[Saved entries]
-- start --
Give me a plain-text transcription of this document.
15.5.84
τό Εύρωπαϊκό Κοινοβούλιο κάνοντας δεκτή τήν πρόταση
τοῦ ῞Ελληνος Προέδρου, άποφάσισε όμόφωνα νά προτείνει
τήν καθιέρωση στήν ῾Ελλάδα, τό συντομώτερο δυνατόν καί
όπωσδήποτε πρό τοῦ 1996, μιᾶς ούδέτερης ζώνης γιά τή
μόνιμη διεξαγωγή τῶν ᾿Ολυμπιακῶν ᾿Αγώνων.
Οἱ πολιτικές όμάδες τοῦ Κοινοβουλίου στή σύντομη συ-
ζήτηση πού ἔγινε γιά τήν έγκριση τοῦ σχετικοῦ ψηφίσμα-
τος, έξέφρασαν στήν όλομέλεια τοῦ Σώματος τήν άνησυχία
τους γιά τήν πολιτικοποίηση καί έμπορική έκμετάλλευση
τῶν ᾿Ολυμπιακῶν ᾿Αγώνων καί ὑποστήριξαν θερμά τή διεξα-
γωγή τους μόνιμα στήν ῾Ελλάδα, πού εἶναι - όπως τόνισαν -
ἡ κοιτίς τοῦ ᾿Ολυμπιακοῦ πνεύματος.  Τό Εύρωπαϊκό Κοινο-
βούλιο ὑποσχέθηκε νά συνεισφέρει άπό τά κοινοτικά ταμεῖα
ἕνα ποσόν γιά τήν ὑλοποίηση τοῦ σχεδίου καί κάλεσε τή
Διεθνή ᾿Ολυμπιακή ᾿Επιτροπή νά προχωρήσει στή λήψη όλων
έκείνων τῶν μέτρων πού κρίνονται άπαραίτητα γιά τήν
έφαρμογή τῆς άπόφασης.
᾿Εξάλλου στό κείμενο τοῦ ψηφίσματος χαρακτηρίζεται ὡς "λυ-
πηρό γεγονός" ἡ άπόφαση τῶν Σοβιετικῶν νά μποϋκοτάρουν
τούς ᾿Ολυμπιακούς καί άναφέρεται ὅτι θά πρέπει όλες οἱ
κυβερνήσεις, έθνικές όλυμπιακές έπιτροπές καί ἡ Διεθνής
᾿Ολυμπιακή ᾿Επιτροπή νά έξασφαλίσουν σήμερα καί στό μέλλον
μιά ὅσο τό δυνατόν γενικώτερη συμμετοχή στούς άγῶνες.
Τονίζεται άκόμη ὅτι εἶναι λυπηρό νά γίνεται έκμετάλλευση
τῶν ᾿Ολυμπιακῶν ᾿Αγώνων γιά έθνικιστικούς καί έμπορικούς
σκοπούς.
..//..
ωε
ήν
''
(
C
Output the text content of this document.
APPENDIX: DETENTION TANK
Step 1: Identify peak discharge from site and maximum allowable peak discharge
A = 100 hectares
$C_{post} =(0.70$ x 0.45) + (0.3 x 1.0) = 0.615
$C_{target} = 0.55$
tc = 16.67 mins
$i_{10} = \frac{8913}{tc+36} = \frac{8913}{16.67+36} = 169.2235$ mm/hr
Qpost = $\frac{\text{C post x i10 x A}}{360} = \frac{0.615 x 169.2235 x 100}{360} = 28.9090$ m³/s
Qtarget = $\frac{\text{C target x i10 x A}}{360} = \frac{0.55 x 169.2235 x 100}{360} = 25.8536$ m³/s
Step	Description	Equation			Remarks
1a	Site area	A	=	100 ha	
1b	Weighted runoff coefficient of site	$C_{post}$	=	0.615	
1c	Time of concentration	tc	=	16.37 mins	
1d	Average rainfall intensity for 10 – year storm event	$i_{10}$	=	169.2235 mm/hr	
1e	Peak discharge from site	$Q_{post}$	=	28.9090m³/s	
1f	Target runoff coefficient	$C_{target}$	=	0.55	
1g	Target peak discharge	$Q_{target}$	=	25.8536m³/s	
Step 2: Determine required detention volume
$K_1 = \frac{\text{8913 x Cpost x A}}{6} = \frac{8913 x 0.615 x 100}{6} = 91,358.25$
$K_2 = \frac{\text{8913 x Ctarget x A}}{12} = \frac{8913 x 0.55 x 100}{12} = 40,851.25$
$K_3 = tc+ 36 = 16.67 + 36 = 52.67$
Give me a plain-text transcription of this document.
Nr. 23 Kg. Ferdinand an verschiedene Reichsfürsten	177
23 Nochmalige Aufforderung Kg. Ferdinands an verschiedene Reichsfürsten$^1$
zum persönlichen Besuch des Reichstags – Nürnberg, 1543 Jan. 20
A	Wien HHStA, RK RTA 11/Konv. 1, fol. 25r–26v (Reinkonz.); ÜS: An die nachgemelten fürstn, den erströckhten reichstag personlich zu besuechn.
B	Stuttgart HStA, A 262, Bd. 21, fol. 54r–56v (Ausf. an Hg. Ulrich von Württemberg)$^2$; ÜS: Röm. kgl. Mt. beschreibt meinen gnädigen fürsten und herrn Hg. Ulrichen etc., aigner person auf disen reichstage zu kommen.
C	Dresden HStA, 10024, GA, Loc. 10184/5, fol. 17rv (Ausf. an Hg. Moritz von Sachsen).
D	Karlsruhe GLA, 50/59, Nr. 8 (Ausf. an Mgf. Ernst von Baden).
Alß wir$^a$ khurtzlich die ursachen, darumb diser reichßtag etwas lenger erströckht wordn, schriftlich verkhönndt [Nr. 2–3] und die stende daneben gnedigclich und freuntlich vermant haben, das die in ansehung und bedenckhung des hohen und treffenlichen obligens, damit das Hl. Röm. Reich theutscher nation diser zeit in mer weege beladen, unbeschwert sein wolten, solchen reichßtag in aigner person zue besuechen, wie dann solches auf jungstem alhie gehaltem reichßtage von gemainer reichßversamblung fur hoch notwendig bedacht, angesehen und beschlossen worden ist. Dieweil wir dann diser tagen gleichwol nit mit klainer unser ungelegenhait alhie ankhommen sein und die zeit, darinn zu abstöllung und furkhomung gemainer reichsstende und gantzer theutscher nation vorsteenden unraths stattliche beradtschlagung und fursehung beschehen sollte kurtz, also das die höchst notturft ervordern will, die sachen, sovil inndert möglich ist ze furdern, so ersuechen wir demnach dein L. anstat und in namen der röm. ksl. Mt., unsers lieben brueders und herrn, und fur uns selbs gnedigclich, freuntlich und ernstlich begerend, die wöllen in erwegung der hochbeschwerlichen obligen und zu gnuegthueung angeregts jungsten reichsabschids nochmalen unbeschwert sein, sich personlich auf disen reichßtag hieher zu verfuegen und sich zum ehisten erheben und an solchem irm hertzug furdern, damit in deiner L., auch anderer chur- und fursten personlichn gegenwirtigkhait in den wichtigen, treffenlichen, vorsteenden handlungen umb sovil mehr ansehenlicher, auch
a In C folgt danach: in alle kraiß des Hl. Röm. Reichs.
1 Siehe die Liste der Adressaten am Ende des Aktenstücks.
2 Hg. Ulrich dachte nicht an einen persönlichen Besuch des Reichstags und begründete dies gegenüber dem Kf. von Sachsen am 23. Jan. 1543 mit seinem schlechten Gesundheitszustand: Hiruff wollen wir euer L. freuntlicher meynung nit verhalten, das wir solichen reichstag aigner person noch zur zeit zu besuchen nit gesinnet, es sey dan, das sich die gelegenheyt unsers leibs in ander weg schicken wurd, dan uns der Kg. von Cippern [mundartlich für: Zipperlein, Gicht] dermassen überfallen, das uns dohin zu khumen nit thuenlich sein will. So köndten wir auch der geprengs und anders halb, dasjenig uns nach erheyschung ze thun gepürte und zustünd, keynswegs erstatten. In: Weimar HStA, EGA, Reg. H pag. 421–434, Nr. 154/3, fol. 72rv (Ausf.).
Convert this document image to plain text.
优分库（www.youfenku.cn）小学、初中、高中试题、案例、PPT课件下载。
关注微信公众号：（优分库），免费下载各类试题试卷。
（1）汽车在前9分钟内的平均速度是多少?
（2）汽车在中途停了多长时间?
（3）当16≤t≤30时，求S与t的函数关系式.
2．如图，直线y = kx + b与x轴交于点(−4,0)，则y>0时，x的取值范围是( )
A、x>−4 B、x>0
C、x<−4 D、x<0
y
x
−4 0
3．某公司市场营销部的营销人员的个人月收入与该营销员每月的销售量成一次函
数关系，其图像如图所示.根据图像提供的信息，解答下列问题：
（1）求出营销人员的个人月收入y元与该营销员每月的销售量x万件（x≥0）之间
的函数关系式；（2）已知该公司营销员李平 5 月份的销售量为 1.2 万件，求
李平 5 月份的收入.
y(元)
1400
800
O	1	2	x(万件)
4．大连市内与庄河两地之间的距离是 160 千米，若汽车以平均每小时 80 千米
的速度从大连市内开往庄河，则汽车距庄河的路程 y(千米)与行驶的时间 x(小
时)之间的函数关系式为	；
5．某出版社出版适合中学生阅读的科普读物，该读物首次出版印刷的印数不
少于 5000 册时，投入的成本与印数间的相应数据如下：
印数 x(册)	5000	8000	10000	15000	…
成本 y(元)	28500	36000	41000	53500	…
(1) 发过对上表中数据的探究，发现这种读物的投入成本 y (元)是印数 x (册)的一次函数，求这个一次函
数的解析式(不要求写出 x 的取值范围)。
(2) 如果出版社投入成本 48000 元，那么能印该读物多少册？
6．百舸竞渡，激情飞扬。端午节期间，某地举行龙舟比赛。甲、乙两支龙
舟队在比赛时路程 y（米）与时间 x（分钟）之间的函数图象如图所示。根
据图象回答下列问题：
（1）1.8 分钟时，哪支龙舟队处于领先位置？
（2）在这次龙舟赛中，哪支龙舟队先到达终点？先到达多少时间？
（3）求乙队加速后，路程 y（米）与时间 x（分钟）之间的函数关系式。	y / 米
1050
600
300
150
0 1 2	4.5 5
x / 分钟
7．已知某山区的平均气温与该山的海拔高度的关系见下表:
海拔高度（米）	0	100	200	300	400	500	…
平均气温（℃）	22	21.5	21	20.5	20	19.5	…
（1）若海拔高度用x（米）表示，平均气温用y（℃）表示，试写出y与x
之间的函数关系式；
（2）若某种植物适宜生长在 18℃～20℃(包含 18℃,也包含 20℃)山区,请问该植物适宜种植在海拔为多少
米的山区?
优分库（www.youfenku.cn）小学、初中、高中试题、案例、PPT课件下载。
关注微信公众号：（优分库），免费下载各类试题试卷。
-- end --
_Set problem_
Count the lines of these entries that hold the string "τους", and give only that number.

_Right answer_
2